__What is being asked__.
Copy out all the records, word for word.

•••

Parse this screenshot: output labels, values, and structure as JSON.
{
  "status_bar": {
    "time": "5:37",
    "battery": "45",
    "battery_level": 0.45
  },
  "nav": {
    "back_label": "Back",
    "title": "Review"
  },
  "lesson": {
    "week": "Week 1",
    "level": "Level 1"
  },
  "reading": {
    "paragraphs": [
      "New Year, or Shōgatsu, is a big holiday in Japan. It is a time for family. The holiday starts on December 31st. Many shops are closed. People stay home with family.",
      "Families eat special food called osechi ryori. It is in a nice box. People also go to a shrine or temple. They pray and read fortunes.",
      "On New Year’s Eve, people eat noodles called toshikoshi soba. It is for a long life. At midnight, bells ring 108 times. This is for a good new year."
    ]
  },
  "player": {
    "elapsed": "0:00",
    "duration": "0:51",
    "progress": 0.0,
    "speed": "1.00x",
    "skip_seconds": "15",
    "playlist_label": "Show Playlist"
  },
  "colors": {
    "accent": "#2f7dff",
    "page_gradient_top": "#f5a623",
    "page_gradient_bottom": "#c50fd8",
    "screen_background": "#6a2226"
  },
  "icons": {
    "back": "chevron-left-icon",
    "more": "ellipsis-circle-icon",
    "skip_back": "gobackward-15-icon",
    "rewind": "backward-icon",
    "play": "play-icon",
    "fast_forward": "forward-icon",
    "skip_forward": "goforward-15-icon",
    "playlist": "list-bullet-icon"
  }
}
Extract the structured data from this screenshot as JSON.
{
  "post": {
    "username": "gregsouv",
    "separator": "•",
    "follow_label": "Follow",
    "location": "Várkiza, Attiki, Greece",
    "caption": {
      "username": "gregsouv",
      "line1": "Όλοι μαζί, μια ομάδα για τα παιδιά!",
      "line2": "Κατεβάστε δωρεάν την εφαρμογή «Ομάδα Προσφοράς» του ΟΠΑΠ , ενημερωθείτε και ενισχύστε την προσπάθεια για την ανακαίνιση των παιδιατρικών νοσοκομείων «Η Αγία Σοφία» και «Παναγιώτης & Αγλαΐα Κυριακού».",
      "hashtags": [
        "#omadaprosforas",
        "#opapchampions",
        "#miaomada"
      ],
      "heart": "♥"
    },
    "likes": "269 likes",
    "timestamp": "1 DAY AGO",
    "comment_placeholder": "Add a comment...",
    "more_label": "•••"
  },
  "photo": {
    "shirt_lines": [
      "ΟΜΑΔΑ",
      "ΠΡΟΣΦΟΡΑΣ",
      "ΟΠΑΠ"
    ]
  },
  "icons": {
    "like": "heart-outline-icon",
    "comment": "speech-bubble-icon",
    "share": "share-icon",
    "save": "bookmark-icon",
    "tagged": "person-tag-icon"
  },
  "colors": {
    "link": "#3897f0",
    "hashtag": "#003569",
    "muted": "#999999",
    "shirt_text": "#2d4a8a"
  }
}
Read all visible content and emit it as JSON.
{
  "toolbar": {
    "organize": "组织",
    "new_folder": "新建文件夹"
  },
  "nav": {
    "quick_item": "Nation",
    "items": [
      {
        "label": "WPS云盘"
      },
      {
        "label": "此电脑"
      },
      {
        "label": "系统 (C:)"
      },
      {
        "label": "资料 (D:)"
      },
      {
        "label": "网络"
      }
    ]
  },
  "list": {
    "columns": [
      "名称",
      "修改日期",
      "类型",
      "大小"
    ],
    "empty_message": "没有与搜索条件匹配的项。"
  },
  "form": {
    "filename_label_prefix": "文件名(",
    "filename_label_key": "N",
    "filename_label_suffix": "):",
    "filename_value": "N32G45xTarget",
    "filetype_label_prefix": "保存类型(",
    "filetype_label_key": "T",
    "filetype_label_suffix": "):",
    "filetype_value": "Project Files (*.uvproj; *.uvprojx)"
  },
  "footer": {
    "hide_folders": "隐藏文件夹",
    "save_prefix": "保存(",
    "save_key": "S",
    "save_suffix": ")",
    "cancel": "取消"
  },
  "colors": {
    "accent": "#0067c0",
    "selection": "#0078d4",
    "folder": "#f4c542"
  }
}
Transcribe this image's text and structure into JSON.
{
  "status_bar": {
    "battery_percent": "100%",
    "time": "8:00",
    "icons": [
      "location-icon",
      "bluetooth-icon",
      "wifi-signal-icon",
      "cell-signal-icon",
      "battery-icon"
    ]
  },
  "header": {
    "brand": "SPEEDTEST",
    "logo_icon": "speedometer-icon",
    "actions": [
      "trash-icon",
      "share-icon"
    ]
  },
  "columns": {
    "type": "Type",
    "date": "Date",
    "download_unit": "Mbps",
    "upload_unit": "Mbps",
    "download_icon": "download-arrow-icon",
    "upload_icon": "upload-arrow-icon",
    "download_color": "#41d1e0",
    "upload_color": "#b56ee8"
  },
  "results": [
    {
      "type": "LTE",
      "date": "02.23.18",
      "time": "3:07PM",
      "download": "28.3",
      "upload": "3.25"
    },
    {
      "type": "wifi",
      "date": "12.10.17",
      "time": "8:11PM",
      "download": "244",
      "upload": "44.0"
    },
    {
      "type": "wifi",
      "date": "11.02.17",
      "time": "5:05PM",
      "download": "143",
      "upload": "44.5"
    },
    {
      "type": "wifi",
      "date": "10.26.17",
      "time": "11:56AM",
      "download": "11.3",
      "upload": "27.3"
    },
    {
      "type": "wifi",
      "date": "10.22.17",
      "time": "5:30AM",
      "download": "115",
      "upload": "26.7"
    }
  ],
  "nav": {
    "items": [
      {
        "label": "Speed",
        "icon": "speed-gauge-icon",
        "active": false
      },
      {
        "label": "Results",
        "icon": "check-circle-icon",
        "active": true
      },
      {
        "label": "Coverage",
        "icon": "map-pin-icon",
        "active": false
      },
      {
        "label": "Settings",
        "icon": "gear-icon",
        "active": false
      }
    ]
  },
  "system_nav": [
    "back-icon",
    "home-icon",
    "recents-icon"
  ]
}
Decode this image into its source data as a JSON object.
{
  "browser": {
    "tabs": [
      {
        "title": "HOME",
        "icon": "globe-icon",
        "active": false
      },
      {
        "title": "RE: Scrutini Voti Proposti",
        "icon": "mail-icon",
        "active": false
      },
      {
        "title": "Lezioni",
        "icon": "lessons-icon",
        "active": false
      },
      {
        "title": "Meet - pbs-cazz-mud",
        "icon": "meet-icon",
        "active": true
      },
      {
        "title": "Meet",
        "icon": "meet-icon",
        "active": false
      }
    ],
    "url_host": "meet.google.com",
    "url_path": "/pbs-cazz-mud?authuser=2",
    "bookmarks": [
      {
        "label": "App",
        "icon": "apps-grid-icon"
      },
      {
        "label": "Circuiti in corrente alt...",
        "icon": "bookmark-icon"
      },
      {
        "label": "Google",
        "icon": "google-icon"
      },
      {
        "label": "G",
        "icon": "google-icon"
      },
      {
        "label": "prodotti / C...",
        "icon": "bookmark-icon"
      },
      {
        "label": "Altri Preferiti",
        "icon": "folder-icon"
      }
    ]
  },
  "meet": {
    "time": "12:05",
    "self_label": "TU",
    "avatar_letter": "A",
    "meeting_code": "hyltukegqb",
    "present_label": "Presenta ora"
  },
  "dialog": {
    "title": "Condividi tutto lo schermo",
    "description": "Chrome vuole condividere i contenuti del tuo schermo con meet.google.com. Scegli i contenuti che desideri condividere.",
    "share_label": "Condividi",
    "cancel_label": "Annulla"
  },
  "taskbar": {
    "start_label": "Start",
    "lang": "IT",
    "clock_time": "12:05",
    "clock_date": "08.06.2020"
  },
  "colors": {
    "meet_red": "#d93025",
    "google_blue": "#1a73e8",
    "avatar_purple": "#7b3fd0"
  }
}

•••

__Exercise output__.
Parse this screenshot: output labels, values, and structure as JSON.
{
  "status_bar": {
    "time": "5:37",
    "battery": "45",
    "battery_level": 0.45
  },
  "nav": {
    "back_label": "Back",
    "title": "Review"
  },
  "lesson": {
    "week": "Week 1",
    "level": "Level 1"
  },
  "reading": {
    "paragraphs": [
      "New Year, or Shōgatsu, is a big holiday in Japan. It is a time for family. The holiday starts on December 31st. Many shops are closed. People stay home with family.",
      "Families eat special food called osechi ryori. It is in a nice box. People also go to a shrine or temple. They pray and read fortunes.",
      "On New Year’s Eve, people eat noodles called toshikoshi soba. It is for a long life. At midnight, bells ring 108 times. This is for a good new year."
    ]
  },
  "player": {
    "elapsed": "0:00",
    "duration": "0:51",
    "progress": 0.0,
    "speed": "1.00x",
    "skip_seconds": "15",
    "playlist_label": "Show Playlist"
  },
  "colors": {
    "accent": "#2f7dff",
    "page_gradient_top": "#f5a623",
    "page_gradient_bottom": "#c50fd8",
    "screen_background": "#6a2226"
  },
  "icons": {
    "back": "chevron-left-icon",
    "more": "ellipsis-circle-icon",
    "skip_back": "gobackward-15-icon",
    "rewind": "backward-icon",
    "play": "play-icon",
    "fast_forward": "forward-icon",
    "skip_forward": "goforward-15-icon",
    "playlist": "list-bullet-icon"
  }
}
Extract the structured data from this screenshot as JSON.
{
  "post": {
    "username": "gregsouv",
    "separator": "•",
    "follow_label": "Follow",
    "location": "Várkiza, Attiki, Greece",
    "caption": {
      "username": "gregsouv",
      "line1": "Όλοι μαζί, μια ομάδα για τα παιδιά!",
      "line2": "Κατεβάστε δωρεάν την εφαρμογή «Ομάδα Προσφοράς» του ΟΠΑΠ , ενημερωθείτε και ενισχύστε την προσπάθεια για την ανακαίνιση των παιδιατρικών νοσοκομείων «Η Αγία Σοφία» και «Παναγιώτης & Αγλαΐα Κυριακού».",
      "hashtags": [
        "#omadaprosforas",
        "#opapchampions",
        "#miaomada"
      ],
      "heart": "♥"
    },
    "likes": "269 likes",
    "timestamp": "1 DAY AGO",
    "comment_placeholder": "Add a comment...",
    "more_label": "•••"
  },
  "photo": {
    "shirt_lines": [
      "ΟΜΑΔΑ",
      "ΠΡΟΣΦΟΡΑΣ",
      "ΟΠΑΠ"
    ]
  },
  "icons": {
    "like": "heart-outline-icon",
    "comment": "speech-bubble-icon",
    "share": "share-icon",
    "save": "bookmark-icon",
    "tagged": "person-tag-icon"
  },
  "colors": {
    "link": "#3897f0",
    "hashtag": "#003569",
    "muted": "#999999",
    "shirt_text": "#2d4a8a"
  }
}
Read all visible content and emit it as JSON.
{
  "toolbar": {
    "organize": "组织",
    "new_folder": "新建文件夹"
  },
  "nav": {
    "quick_item": "Nation",
    "items": [
      {
        "label": "WPS云盘"
      },
      {
        "label": "此电脑"
      },
      {
        "label": "系统 (C:)"
      },
      {
        "label": "资料 (D:)"
      },
      {
        "label": "网络"
      }
    ]
  },
  "list": {
    "columns": [
      "名称",
      "修改日期",
      "类型",
      "大小"
    ],
    "empty_message": "没有与搜索条件匹配的项。"
  },
  "form": {
    "filename_label_prefix": "文件名(",
    "filename_label_key": "N",
    "filename_label_suffix": "):",
    "filename_value": "N32G45xTarget",
    "filetype_label_prefix": "保存类型(",
    "filetype_label_key": "T",
    "filetype_label_suffix": "):",
    "filetype_value": "Project Files (*.uvproj; *.uvprojx)"
  },
  "footer": {
    "hide_folders": "隐藏文件夹",
    "save_prefix": "保存(",
    "save_key": "S",
    "save_suffix": ")",
    "cancel": "取消"
  },
  "colors": {
    "accent": "#0067c0",
    "selection": "#0078d4",
    "folder": "#f4c542"
  }
}
Transcribe this image's text and structure into JSON.
{
  "status_bar": {
    "battery_percent": "100%",
    "time": "8:00",
    "icons": [
      "location-icon",
      "bluetooth-icon",
      "wifi-signal-icon",
      "cell-signal-icon",
      "battery-icon"
    ]
  },
  "header": {
    "brand": "SPEEDTEST",
    "logo_icon": "speedometer-icon",
    "actions": [
      "trash-icon",
      "share-icon"
    ]
  },
  "columns": {
    "type": "Type",
    "date": "Date",
    "download_unit": "Mbps",
    "upload_unit": "Mbps",
    "download_icon": "download-arrow-icon",
    "upload_icon": "upload-arrow-icon",
    "download_color": "#41d1e0",
    "upload_color": "#b56ee8"
  },
  "results": [
    {
      "type": "LTE",
      "date": "02.23.18",
      "time": "3:07PM",
      "download": "28.3",
      "upload": "3.25"
    },
    {
      "type": "wifi",
      "date": "12.10.17",
      "time": "8:11PM",
      "download": "244",
      "upload": "44.0"
    },
    {
      "type": "wifi",
      "date": "11.02.17",
      "time": "5:05PM",
      "download": "143",
      "upload": "44.5"
    },
    {
      "type": "wifi",
      "date": "10.26.17",
      "time": "11:56AM",
      "download": "11.3",
      "upload": "27.3"
    },
    {
      "type": "wifi",
      "date": "10.22.17",
      "time": "5:30AM",
      "download": "115",
      "upload": "26.7"
    }
  ],
  "nav": {
    "items": [
      {
        "label": "Speed",
        "icon": "speed-gauge-icon",
        "active": false
      },
      {
        "label": "Results",
        "icon": "check-circle-icon",
        "active": true
      },
      {
        "label": "Coverage",
        "icon": "map-pin-icon",
        "active": false
      },
      {
        "label": "Settings",
        "icon": "gear-icon",
        "active": false
      }
    ]
  },
  "system_nav": [
    "back-icon",
    "home-icon",
    "recents-icon"
  ]
}
Decode this image into its source data as a JSON object.
{
  "browser": {
    "tabs": [
      {
        "title": "HOME",
        "icon": "globe-icon",
        "active": false
      },
      {
        "title": "RE: Scrutini Voti Proposti",
        "icon": "mail-icon",
        "active": false
      },
      {
        "title": "Lezioni",
        "icon": "lessons-icon",
        "active": false
      },
      {
        "title": "Meet - pbs-cazz-mud",
        "icon": "meet-icon",
        "active": true
      },
      {
        "title": "Meet",
        "icon": "meet-icon",
        "active": false
      }
    ],
    "url_host": "meet.google.com",
    "url_path": "/pbs-cazz-mud?authuser=2",
    "bookmarks": [
      {
        "label": "App",
        "icon": "apps-grid-icon"
      },
      {
        "label": "Circuiti in corrente alt...",
        "icon": "bookmark-icon"
      },
      {
        "label": "Google",
        "icon": "google-icon"
      },
      {
        "label": "G",
        "icon": "google-icon"
      },
      {
        "label": "prodotti / C...",
        "icon": "bookmark-icon"
      },
      {
        "label": "Altri Preferiti",
        "icon": "folder-icon"
      }
    ]
  },
  "meet": {
    "time": "12:05",
    "self_label": "TU",
    "avatar_letter": "A",
    "meeting_code": "hyltukegqb",
    "present_label": "Presenta ora"
  },
  "dialog": {
    "title": "Condividi tutto lo schermo",
    "description": "Chrome vuole condividere i contenuti del tuo schermo con meet.google.com. Scegli i contenuti che desideri condividere.",
    "share_label": "Condividi",
    "cancel_label": "Annulla"
  },
  "taskbar": {
    "start_label": "Start",
    "lang": "IT",
    "clock_time": "12:05",
    "clock_date": "08.06.2020"
  },
  "colors": {
    "meet_red": "#d93025",
    "google_blue": "#1a73e8",
    "avatar_purple": "#7b3fd0"
  }
}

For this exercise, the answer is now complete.